▸ **Information provided**:
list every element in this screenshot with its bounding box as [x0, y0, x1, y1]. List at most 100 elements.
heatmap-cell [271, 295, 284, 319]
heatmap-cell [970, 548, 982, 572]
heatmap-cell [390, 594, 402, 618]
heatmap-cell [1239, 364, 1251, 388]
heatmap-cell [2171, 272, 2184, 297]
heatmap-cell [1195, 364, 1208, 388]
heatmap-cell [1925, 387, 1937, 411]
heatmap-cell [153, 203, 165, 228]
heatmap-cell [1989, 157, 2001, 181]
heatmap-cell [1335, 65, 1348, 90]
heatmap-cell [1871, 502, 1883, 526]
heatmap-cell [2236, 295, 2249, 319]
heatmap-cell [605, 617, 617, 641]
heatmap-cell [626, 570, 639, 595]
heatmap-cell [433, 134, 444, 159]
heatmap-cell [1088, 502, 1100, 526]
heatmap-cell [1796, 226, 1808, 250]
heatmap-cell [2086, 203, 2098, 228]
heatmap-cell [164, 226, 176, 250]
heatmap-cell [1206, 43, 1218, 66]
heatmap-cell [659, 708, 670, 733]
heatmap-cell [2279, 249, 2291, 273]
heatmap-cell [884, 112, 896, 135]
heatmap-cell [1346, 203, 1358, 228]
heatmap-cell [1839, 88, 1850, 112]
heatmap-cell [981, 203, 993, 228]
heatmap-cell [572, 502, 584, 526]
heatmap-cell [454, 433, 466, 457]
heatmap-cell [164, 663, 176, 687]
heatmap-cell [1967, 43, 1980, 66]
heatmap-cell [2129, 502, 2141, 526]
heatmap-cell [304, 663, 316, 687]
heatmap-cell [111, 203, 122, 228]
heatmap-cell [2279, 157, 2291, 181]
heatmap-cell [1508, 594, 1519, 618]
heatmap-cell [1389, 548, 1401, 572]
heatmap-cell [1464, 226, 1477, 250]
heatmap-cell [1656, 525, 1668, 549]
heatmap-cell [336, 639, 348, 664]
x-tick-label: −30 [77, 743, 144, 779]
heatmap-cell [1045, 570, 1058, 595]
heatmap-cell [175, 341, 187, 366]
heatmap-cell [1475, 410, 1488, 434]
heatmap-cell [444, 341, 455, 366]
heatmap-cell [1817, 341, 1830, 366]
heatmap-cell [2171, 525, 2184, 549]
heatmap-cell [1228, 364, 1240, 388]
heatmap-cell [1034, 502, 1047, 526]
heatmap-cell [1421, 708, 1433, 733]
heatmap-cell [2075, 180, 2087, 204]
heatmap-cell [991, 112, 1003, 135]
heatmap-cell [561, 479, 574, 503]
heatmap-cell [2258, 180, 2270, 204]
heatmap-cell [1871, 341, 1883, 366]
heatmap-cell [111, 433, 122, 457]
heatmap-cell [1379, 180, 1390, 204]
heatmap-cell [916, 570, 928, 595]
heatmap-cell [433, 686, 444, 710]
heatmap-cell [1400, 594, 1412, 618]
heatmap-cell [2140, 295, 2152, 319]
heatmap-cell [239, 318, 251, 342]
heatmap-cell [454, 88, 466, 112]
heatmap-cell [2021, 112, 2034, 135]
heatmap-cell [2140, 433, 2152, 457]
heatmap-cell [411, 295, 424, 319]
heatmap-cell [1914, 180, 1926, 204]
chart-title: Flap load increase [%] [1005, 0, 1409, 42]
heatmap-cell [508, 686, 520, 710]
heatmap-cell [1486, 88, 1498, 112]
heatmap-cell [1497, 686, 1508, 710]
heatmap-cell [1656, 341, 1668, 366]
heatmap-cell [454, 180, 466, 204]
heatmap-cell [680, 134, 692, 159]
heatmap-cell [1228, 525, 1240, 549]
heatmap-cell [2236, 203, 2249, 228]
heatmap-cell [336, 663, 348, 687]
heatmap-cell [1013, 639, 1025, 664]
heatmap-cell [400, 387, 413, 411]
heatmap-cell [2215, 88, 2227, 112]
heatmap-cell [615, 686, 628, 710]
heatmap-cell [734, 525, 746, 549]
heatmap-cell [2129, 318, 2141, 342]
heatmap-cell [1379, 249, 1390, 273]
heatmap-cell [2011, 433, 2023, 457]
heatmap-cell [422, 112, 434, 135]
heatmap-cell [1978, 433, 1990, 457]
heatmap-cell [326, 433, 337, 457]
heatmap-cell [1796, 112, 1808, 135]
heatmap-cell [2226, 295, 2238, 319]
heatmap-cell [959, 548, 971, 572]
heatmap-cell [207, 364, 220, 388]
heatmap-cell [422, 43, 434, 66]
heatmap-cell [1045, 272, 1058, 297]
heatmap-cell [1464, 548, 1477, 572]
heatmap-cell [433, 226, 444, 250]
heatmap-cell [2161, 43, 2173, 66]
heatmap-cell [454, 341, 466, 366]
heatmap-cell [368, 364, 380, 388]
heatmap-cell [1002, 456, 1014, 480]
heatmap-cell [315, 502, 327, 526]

▸ **Task prompt**: Rewrite all of the data above, replacing "Flap load increase" with "Flap load change" and changing nothing else.

▸ **Answer**:
list every element in this screenshot with its bounding box as [x0, y0, x1, y1]. List at most 100 elements.
heatmap-cell [271, 295, 284, 319]
heatmap-cell [970, 548, 982, 572]
heatmap-cell [390, 594, 402, 618]
heatmap-cell [1239, 364, 1251, 388]
heatmap-cell [2171, 272, 2184, 297]
heatmap-cell [1195, 364, 1208, 388]
heatmap-cell [1925, 387, 1937, 411]
heatmap-cell [153, 203, 165, 228]
heatmap-cell [1989, 157, 2001, 181]
heatmap-cell [1335, 65, 1348, 90]
heatmap-cell [1871, 502, 1883, 526]
heatmap-cell [2236, 295, 2249, 319]
heatmap-cell [605, 617, 617, 641]
heatmap-cell [626, 570, 639, 595]
heatmap-cell [433, 134, 444, 159]
heatmap-cell [1088, 502, 1100, 526]
heatmap-cell [1796, 226, 1808, 250]
heatmap-cell [2086, 203, 2098, 228]
heatmap-cell [164, 226, 176, 250]
heatmap-cell [1206, 43, 1218, 66]
heatmap-cell [659, 708, 670, 733]
heatmap-cell [2279, 249, 2291, 273]
heatmap-cell [884, 112, 896, 135]
heatmap-cell [1346, 203, 1358, 228]
heatmap-cell [1839, 88, 1850, 112]
heatmap-cell [981, 203, 993, 228]
heatmap-cell [572, 502, 584, 526]
heatmap-cell [454, 433, 466, 457]
heatmap-cell [164, 663, 176, 687]
heatmap-cell [1967, 43, 1980, 66]
heatmap-cell [2129, 502, 2141, 526]
heatmap-cell [304, 663, 316, 687]
heatmap-cell [111, 203, 122, 228]
heatmap-cell [2279, 157, 2291, 181]
heatmap-cell [1508, 594, 1519, 618]
heatmap-cell [1389, 548, 1401, 572]
heatmap-cell [1464, 226, 1477, 250]
heatmap-cell [1656, 525, 1668, 549]
heatmap-cell [336, 639, 348, 664]
x-tick-label: −30 [77, 743, 144, 779]
heatmap-cell [1045, 570, 1058, 595]
heatmap-cell [175, 341, 187, 366]
heatmap-cell [1475, 410, 1488, 434]
heatmap-cell [444, 341, 455, 366]
heatmap-cell [1817, 341, 1830, 366]
heatmap-cell [2171, 525, 2184, 549]
heatmap-cell [1228, 364, 1240, 388]
heatmap-cell [1034, 502, 1047, 526]
heatmap-cell [1421, 708, 1433, 733]
heatmap-cell [2075, 180, 2087, 204]
heatmap-cell [991, 112, 1003, 135]
heatmap-cell [561, 479, 574, 503]
heatmap-cell [2258, 180, 2270, 204]
heatmap-cell [1871, 341, 1883, 366]
heatmap-cell [111, 433, 122, 457]
heatmap-cell [1379, 180, 1390, 204]
heatmap-cell [916, 570, 928, 595]
heatmap-cell [433, 686, 444, 710]
heatmap-cell [1400, 594, 1412, 618]
heatmap-cell [2140, 295, 2152, 319]
heatmap-cell [239, 318, 251, 342]
heatmap-cell [454, 88, 466, 112]
heatmap-cell [2021, 112, 2034, 135]
heatmap-cell [2140, 433, 2152, 457]
heatmap-cell [411, 295, 424, 319]
heatmap-cell [1914, 180, 1926, 204]
chart-title: Flap load change [%] [1005, 0, 1409, 42]
heatmap-cell [508, 686, 520, 710]
heatmap-cell [1486, 88, 1498, 112]
heatmap-cell [1497, 686, 1508, 710]
heatmap-cell [1656, 341, 1668, 366]
heatmap-cell [454, 180, 466, 204]
heatmap-cell [680, 134, 692, 159]
heatmap-cell [1228, 525, 1240, 549]
heatmap-cell [2236, 203, 2249, 228]
heatmap-cell [336, 663, 348, 687]
heatmap-cell [1013, 639, 1025, 664]
heatmap-cell [400, 387, 413, 411]
heatmap-cell [2215, 88, 2227, 112]
heatmap-cell [615, 686, 628, 710]
heatmap-cell [734, 525, 746, 549]
heatmap-cell [2129, 318, 2141, 342]
heatmap-cell [1379, 249, 1390, 273]
heatmap-cell [2011, 433, 2023, 457]
heatmap-cell [422, 112, 434, 135]
heatmap-cell [1978, 433, 1990, 457]
heatmap-cell [326, 433, 337, 457]
heatmap-cell [1796, 112, 1808, 135]
heatmap-cell [2226, 295, 2238, 319]
heatmap-cell [959, 548, 971, 572]
heatmap-cell [207, 364, 220, 388]
heatmap-cell [422, 43, 434, 66]
heatmap-cell [1045, 272, 1058, 297]
heatmap-cell [1464, 548, 1477, 572]
heatmap-cell [433, 226, 444, 250]
heatmap-cell [2161, 43, 2173, 66]
heatmap-cell [454, 341, 466, 366]
heatmap-cell [368, 364, 380, 388]
heatmap-cell [1002, 456, 1014, 480]
heatmap-cell [315, 502, 327, 526]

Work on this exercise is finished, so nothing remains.